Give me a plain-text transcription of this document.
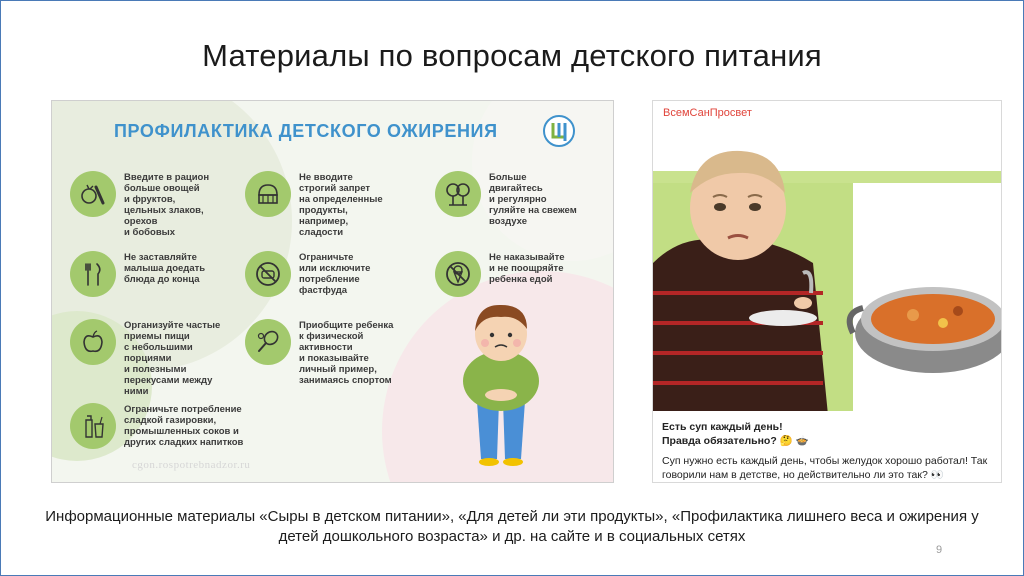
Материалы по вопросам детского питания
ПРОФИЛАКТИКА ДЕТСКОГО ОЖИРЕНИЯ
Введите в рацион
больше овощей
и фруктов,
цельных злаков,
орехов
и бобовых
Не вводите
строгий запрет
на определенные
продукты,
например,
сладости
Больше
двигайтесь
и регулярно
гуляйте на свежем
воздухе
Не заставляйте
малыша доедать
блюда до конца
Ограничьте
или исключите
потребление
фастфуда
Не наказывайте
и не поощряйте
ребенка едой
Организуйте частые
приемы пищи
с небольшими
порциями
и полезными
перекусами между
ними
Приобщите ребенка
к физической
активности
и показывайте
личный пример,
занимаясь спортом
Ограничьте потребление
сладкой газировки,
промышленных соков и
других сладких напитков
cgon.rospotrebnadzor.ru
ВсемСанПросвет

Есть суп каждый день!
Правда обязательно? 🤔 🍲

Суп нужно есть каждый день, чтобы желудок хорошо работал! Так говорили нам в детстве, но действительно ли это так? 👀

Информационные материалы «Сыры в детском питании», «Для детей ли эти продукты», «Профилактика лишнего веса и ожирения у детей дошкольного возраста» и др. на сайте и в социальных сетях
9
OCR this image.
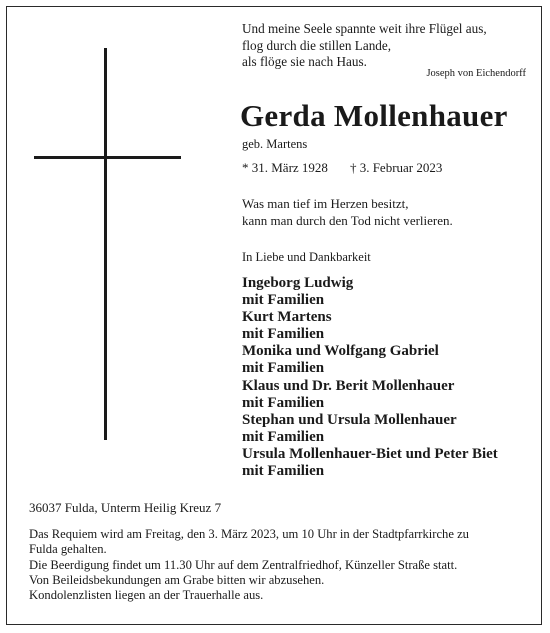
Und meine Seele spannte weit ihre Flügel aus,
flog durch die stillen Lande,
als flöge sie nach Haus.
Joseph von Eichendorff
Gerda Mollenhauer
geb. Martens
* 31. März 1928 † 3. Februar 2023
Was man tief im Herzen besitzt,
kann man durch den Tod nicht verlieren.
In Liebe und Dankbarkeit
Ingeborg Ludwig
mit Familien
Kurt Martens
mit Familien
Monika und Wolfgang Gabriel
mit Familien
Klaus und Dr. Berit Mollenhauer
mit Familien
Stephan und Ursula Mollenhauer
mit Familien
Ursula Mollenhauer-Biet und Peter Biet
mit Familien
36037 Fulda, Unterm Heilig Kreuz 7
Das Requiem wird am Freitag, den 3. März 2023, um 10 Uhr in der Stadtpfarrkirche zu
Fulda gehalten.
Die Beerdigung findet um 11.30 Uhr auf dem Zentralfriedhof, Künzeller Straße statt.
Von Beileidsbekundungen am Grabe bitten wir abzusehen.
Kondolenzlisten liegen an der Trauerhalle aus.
--------------------------------
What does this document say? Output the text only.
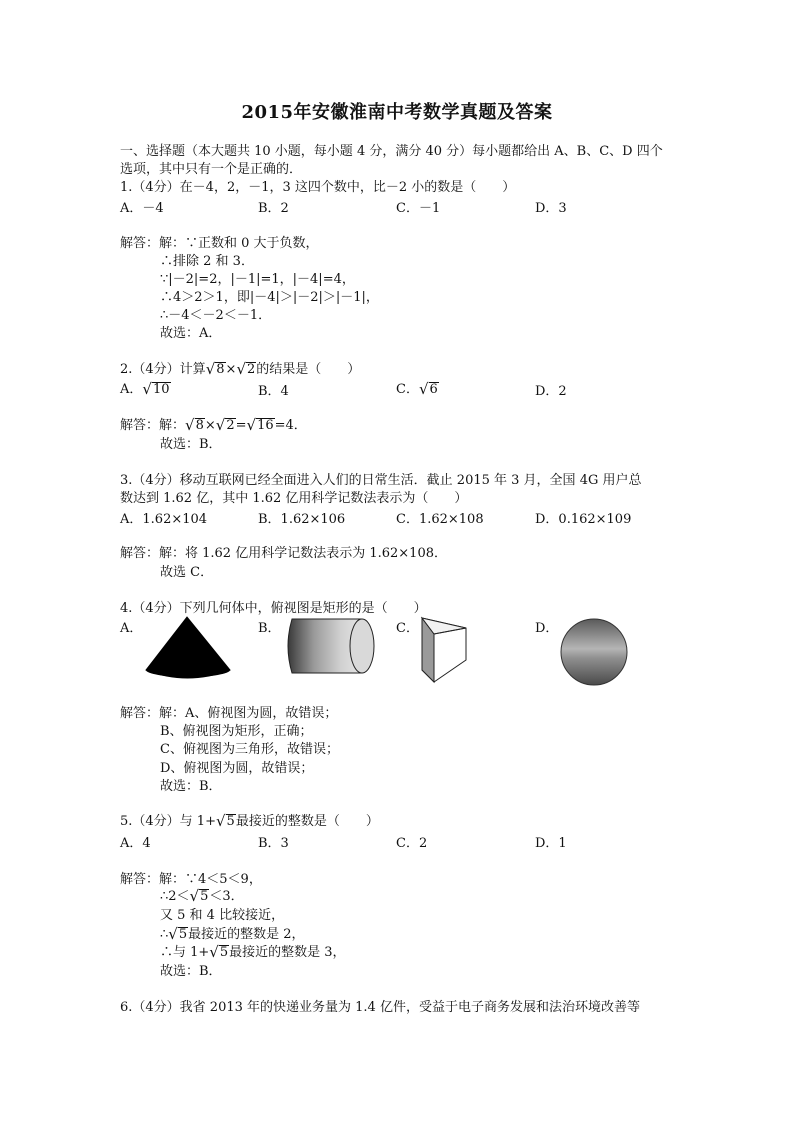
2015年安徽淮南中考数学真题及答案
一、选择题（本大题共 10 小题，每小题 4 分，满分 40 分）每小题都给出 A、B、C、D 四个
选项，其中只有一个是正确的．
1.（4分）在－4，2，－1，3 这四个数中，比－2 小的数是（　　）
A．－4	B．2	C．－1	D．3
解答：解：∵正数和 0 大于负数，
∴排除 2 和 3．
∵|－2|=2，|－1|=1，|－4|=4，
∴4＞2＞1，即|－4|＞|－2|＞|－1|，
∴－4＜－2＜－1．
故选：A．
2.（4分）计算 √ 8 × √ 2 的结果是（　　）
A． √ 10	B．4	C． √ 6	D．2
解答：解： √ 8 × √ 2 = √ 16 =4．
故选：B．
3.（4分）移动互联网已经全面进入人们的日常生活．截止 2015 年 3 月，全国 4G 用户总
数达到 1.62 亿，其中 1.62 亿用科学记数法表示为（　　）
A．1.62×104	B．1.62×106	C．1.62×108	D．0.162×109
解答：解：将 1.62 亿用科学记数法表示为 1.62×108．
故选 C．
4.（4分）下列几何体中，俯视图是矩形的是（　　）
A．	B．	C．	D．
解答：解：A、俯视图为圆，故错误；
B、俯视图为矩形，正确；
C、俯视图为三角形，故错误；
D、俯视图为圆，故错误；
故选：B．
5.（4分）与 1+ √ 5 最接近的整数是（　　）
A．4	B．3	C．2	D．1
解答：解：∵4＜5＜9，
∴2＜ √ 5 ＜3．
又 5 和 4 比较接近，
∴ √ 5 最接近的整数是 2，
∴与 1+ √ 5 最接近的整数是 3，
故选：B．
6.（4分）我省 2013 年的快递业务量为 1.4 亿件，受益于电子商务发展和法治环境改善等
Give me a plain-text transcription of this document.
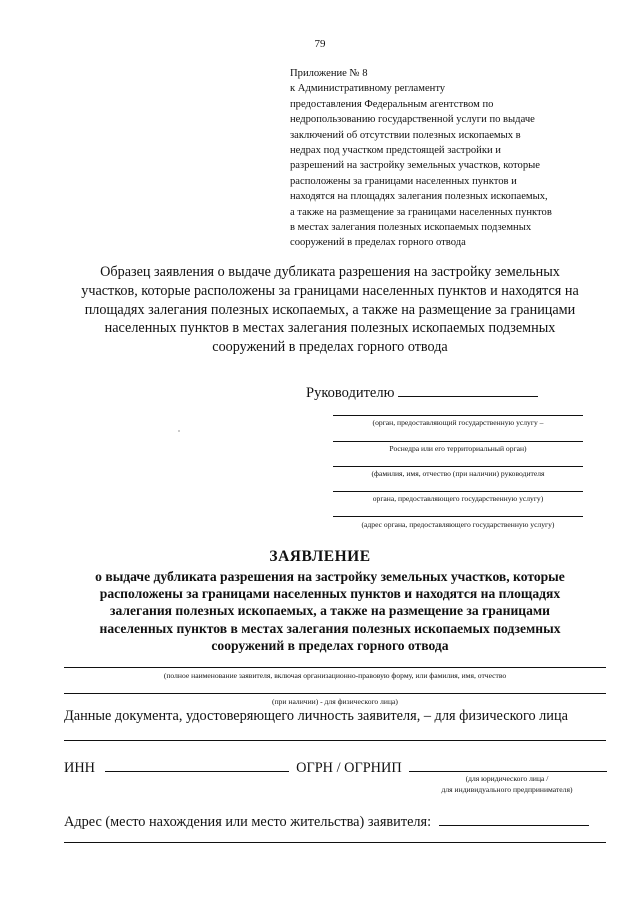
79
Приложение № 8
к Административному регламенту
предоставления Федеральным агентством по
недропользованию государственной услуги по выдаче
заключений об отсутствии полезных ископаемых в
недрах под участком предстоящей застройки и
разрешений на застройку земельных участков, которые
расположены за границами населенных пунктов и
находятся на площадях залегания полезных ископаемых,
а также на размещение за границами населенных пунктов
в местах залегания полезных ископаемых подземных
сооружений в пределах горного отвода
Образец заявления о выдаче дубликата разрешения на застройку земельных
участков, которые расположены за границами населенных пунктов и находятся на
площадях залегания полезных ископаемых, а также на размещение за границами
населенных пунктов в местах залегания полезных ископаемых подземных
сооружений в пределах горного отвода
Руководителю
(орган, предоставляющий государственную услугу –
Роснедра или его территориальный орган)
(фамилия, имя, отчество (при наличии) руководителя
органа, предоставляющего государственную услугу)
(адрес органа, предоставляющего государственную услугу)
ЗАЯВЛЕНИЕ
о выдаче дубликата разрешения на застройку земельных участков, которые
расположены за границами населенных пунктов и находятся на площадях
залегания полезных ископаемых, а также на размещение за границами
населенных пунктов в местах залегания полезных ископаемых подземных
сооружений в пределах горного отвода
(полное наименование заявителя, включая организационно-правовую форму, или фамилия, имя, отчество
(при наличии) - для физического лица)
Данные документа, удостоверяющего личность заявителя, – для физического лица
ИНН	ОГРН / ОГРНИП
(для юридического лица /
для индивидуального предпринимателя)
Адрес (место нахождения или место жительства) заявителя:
--------------------------------
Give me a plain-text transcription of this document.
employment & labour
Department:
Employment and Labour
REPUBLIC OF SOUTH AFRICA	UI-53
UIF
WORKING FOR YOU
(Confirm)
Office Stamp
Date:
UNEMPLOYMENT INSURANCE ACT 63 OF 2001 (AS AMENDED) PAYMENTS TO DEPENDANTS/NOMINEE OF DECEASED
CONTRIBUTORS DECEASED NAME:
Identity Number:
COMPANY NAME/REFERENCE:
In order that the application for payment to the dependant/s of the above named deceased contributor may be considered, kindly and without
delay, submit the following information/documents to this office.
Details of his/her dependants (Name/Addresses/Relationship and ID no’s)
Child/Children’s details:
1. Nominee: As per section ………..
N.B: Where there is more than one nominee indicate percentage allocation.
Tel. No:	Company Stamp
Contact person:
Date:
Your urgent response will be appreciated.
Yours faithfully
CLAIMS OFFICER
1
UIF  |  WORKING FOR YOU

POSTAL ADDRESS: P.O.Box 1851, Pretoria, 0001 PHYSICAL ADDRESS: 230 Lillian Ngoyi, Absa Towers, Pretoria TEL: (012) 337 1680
--------------------------------
List all lines from the entries that include the word "земельных".

Correct answer:
разрешений на застройку земельных участков, которые
Образец заявления о выдаче дубликата разрешения на застройку земельных
о выдаче дубликата разрешения на застройку земельных участков, которые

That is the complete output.